Data tied to figure images:
begin
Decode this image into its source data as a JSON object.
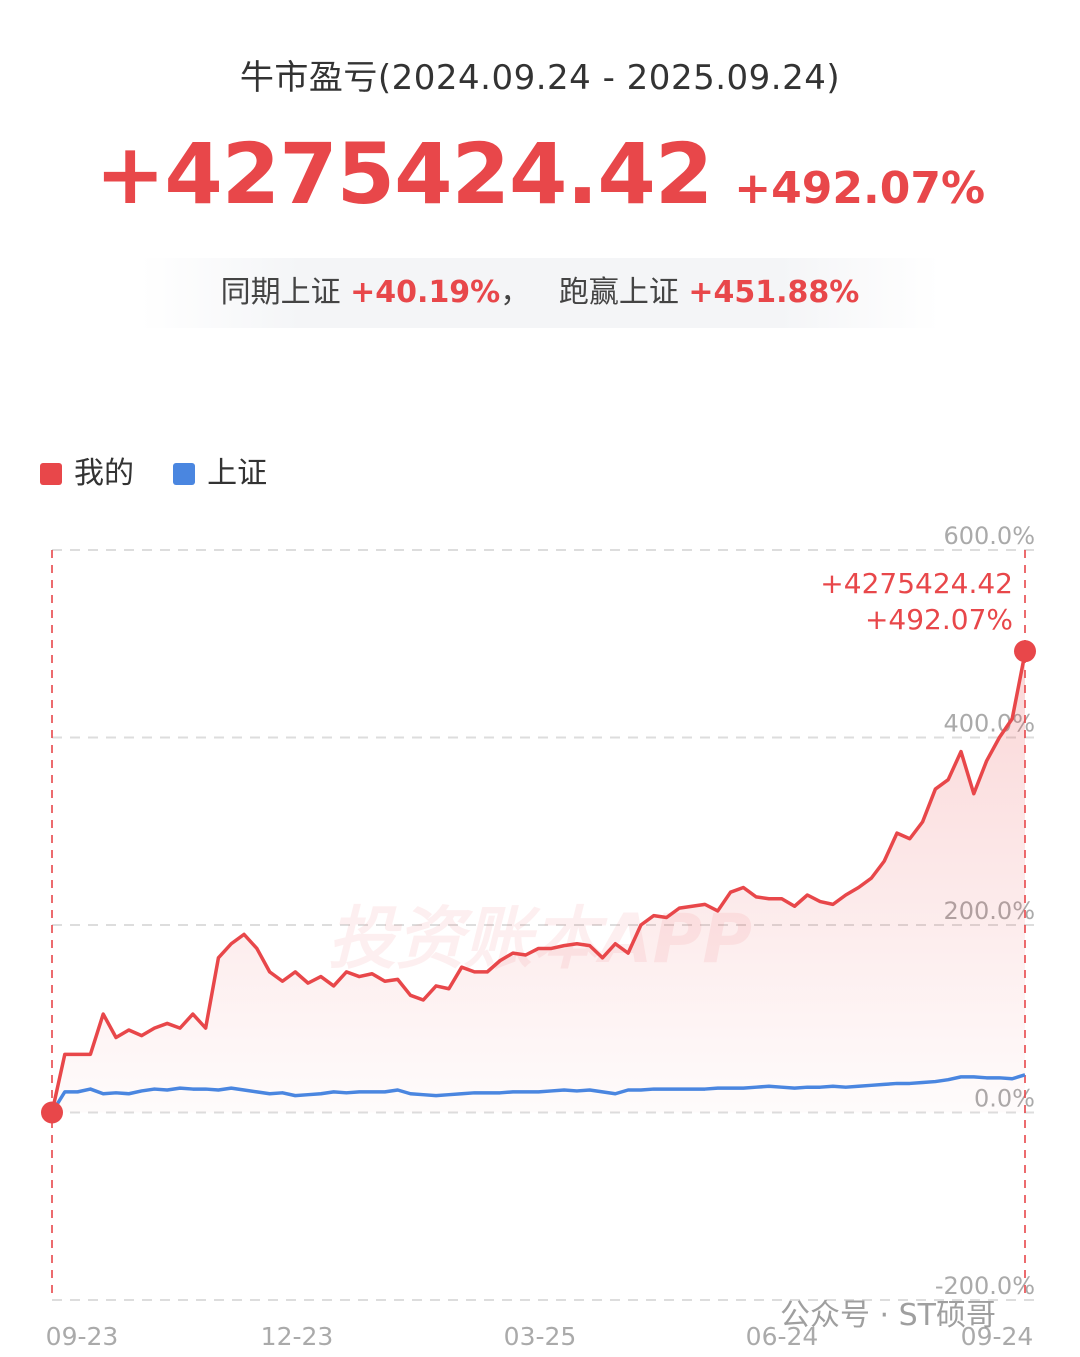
{
  "title": "牛市盈亏(2024.09.24 - 2025.09.24)",
  "headline": {
    "amount": "+4275424.42",
    "percent": "+492.07%"
  },
  "comparison": {
    "label1": "同期上证",
    "value1": "+40.19%",
    "separator": "，",
    "label2": "跑赢上证",
    "value2": "+451.88%"
  },
  "colors": {
    "mine": "#e8474a",
    "index": "#4a86e0",
    "grid": "#dddddd",
    "tick": "#aaaaaa"
  },
  "watermark": "投资账本APP",
  "footer_watermark": "公众号 · ST硕哥",
  "chart_data": {
    "type": "line",
    "x_ticks": [
      "09-23",
      "12-23",
      "03-25",
      "06-24",
      "09-24"
    ],
    "y_ticks": [
      "600.0%",
      "400.0%",
      "200.0%",
      "0.0%",
      "-200.0%"
    ],
    "ylim": [
      -200,
      600
    ],
    "y_unit": "%",
    "grid": true,
    "legend_position": "top-left",
    "series": [
      {
        "name": "我的",
        "color": "#e8474a",
        "values": [
          0,
          62,
          62,
          62,
          105,
          80,
          88,
          82,
          90,
          95,
          90,
          105,
          90,
          165,
          180,
          190,
          175,
          150,
          140,
          150,
          138,
          145,
          135,
          150,
          145,
          148,
          140,
          142,
          125,
          120,
          135,
          132,
          155,
          150,
          150,
          162,
          170,
          168,
          175,
          175,
          178,
          180,
          178,
          165,
          180,
          170,
          200,
          210,
          208,
          218,
          220,
          222,
          215,
          235,
          240,
          230,
          228,
          228,
          220,
          232,
          225,
          222,
          232,
          240,
          250,
          268,
          298,
          292,
          310,
          345,
          355,
          385,
          340,
          375,
          400,
          420,
          490
        ]
      },
      {
        "name": "上证",
        "color": "#4a86e0",
        "values": [
          0,
          22,
          22,
          25,
          20,
          21,
          20,
          23,
          25,
          24,
          26,
          25,
          25,
          24,
          26,
          24,
          22,
          20,
          21,
          18,
          19,
          20,
          22,
          21,
          22,
          22,
          22,
          24,
          20,
          19,
          18,
          19,
          20,
          21,
          21,
          21,
          22,
          22,
          22,
          23,
          24,
          23,
          24,
          22,
          20,
          24,
          24,
          25,
          25,
          25,
          25,
          25,
          26,
          26,
          26,
          27,
          28,
          27,
          26,
          27,
          27,
          28,
          27,
          28,
          29,
          30,
          31,
          31,
          32,
          33,
          35,
          38,
          38,
          37,
          37,
          36,
          40.19
        ]
      }
    ],
    "end_annotation": {
      "amount": "+4275424.42",
      "percent": "+492.07%"
    }
  }
}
end
- Task requirements
Copy all the lines of data exactly as they appear, dropping any images.

- The result
Decode this image into its source data as a JSON object.
{
  "title": "牛市盈亏(2024.09.24 - 2025.09.24)",
  "headline": {
    "amount": "+4275424.42",
    "percent": "+492.07%"
  },
  "comparison": {
    "label1": "同期上证",
    "value1": "+40.19%",
    "separator": "，",
    "label2": "跑赢上证",
    "value2": "+451.88%"
  },
  "colors": {
    "mine": "#e8474a",
    "index": "#4a86e0",
    "grid": "#dddddd",
    "tick": "#aaaaaa"
  },
  "watermark": "投资账本APP",
  "footer_watermark": "公众号 · ST硕哥",
  "chart_data": {
    "type": "line",
    "x_ticks": [
      "09-23",
      "12-23",
      "03-25",
      "06-24",
      "09-24"
    ],
    "y_ticks": [
      "600.0%",
      "400.0%",
      "200.0%",
      "0.0%",
      "-200.0%"
    ],
    "ylim": [
      -200,
      600
    ],
    "y_unit": "%",
    "grid": true,
    "legend_position": "top-left",
    "series": [
      {
        "name": "我的",
        "color": "#e8474a",
        "values": [
          0,
          62,
          62,
          62,
          105,
          80,
          88,
          82,
          90,
          95,
          90,
          105,
          90,
          165,
          180,
          190,
          175,
          150,
          140,
          150,
          138,
          145,
          135,
          150,
          145,
          148,
          140,
          142,
          125,
          120,
          135,
          132,
          155,
          150,
          150,
          162,
          170,
          168,
          175,
          175,
          178,
          180,
          178,
          165,
          180,
          170,
          200,
          210,
          208,
          218,
          220,
          222,
          215,
          235,
          240,
          230,
          228,
          228,
          220,
          232,
          225,
          222,
          232,
          240,
          250,
          268,
          298,
          292,
          310,
          345,
          355,
          385,
          340,
          375,
          400,
          420,
          490
        ]
      },
      {
        "name": "上证",
        "color": "#4a86e0",
        "values": [
          0,
          22,
          22,
          25,
          20,
          21,
          20,
          23,
          25,
          24,
          26,
          25,
          25,
          24,
          26,
          24,
          22,
          20,
          21,
          18,
          19,
          20,
          22,
          21,
          22,
          22,
          22,
          24,
          20,
          19,
          18,
          19,
          20,
          21,
          21,
          21,
          22,
          22,
          22,
          23,
          24,
          23,
          24,
          22,
          20,
          24,
          24,
          25,
          25,
          25,
          25,
          25,
          26,
          26,
          26,
          27,
          28,
          27,
          26,
          27,
          27,
          28,
          27,
          28,
          29,
          30,
          31,
          31,
          32,
          33,
          35,
          38,
          38,
          37,
          37,
          36,
          40.19
        ]
      }
    ],
    "end_annotation": {
      "amount": "+4275424.42",
      "percent": "+492.07%"
    }
  }
}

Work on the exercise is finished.